Given text →
>>>>

Joel James, MA | Multi-Specialty Medical Group Practice
These models may be be worth preserving but at what expense? Physicians will not continue to invest capital, resources, and labor into voluntary, Federal-run experiments whose policy rules change frequently. Any long-run planning is nearly impossible and incentives for participating evaporate the more successful you are at reducing cost. If V-B care as defined by CMS/CMMI is to be widely adopted I believe it will have to be mandatory. Also, the authors are basing their premise of the apparent impact on healthcare costs on the fact that the HC cost/GDP has leveled off at 18% - as have Medicare expenditures since ACA passage. But that’s only part of the story. Aside from the fact, which the authors recognize, that GDP registered historically strong growth since the great recession ended in 2010 (over 20%), when looking at personal consumption expenditures for healthcare that expenditure rise has been pretty much unabated through 2019. See eg https://fred.stlouisfed.org/series/DHLCRC1Q027SBEA

Could this mean that Medicare VB care models have perhaps helped to stabilize the growth in Medicare expenditures (as the researchers contend) but costs have shifted more into commercial sector – contributing to the continuous rise on HC PCE? If so, what is really gained? – perhaps a possible slight moderation in cost growth in Medicare but a not-so insignificant cost shift to commercial, non-Medicare payers and patients.
CONFLICT OF INTEREST: Employed by medical group which is also a BPCI-A participant and convener
Financial Barriers to Expensive Care
Gordon Moore, MD | Harvard Medical School
Am I missing something? Most Medicare Advantage members face steep first dollar costs, totalling thousands of dollars for hospital care. The levels of out-of-pocket cost exposure have been rising. Wouldn't these be a potential factor in flattening the cost curve?

<<<<

Information →
>>>>

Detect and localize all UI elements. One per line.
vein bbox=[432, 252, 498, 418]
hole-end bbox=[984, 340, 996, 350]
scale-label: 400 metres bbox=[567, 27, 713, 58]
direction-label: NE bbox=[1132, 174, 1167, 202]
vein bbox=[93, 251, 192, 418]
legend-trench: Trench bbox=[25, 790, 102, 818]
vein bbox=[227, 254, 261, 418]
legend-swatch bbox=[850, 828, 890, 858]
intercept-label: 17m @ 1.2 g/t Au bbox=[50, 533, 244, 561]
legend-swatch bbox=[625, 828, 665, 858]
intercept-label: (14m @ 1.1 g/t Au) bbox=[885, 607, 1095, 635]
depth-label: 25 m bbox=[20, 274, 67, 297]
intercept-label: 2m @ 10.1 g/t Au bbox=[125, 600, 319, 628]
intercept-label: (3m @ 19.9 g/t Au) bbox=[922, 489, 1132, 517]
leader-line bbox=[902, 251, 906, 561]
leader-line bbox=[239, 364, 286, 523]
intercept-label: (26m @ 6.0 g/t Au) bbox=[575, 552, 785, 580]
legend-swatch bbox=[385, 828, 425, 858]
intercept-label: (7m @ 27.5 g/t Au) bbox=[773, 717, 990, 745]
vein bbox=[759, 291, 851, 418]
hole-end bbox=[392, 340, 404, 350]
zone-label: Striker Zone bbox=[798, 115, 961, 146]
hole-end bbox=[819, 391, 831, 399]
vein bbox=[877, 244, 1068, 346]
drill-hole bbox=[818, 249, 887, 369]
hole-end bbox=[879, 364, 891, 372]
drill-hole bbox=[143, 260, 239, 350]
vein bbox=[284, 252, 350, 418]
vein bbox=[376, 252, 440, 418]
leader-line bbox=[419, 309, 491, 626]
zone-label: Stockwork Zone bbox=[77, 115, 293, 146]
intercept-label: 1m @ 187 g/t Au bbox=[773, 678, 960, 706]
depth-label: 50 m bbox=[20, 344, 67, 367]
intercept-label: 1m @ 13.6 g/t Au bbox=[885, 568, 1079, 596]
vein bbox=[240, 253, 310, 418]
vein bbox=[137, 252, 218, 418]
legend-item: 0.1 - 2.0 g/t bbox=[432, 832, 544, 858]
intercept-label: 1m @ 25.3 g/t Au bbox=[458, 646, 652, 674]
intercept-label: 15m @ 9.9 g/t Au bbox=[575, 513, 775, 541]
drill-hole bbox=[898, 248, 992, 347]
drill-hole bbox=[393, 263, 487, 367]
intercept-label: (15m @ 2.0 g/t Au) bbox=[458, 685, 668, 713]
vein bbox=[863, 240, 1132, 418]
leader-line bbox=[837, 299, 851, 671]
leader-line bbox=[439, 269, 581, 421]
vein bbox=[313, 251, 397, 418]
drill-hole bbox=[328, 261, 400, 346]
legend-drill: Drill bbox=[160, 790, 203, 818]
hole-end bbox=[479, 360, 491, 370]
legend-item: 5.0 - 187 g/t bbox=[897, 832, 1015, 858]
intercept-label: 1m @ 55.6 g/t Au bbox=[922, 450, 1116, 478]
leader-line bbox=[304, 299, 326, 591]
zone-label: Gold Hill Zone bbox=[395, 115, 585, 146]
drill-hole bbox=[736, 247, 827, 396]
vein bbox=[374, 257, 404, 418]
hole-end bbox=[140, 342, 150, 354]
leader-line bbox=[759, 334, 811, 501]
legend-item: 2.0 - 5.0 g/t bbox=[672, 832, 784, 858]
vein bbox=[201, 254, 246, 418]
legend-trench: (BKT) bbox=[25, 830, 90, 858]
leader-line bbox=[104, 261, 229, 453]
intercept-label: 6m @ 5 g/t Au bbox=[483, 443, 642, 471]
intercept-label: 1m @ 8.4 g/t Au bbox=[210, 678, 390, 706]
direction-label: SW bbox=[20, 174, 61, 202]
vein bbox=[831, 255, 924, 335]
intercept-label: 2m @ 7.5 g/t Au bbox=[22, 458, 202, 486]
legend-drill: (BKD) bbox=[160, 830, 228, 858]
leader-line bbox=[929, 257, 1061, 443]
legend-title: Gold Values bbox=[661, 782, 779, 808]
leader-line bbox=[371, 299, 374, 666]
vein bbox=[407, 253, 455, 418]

<<<<

Work task 1 → In the comments, at what level has the healthcare cost to GDP ratio leveled off?
Work task 2 → Copy word for word the part of the comments that opens with the words containing "Could this mean" and closes with "the cost curve?".
Work task 3 → Using the comments, say whether each statement agrees with them. Give yes or no and quote the deciding words. (a) Gordon Moore is affiliated with Harvard Medical School. (b) Joel James thinks value-based care as defined by CMS/CMMI can be widely adopted while staying voluntary. (c) GDP grew by over 20% after the great recession ended in 2010.

Output 1 → 18%

Output 2 →
Could this mean that Medicare VB care models have perhaps helped to stabilize the growth in Medicare expenditures (as the researchers contend) but costs have shifted more into commercial sector – contributing to the continuous rise on HC PCE? If so, what is really gained? – perhaps a possible slight moderation in cost growth in Medicare but a not-so insignificant cost shift to commercial, non-Medicare payers and patients.
CONFLICT OF INTEREST: Employed by medical group which is also a BPCI-A participant and convener
Financial Barriers to Expensive Care
Gordon Moore, MD | Harvard Medical School
Am I missing something? Most Medicare Advantage members face steep first dollar costs, totalling thousands of dollars for hospital care. The levels of out-of-pocket cost exposure have been rising. Wouldn't these be a potential factor in flattening the cost curve?

Output 3 →
(a) Yes: "Gordon Moore, MD | Harvard Medical School"
(b) No: "If V-B care as defined by CMS/CMMI is to be widely adopted I believe it will have to be mandatory."
(c) Yes: "GDP registered historically strong growth since the great recession ended in 2010 (over 20%)"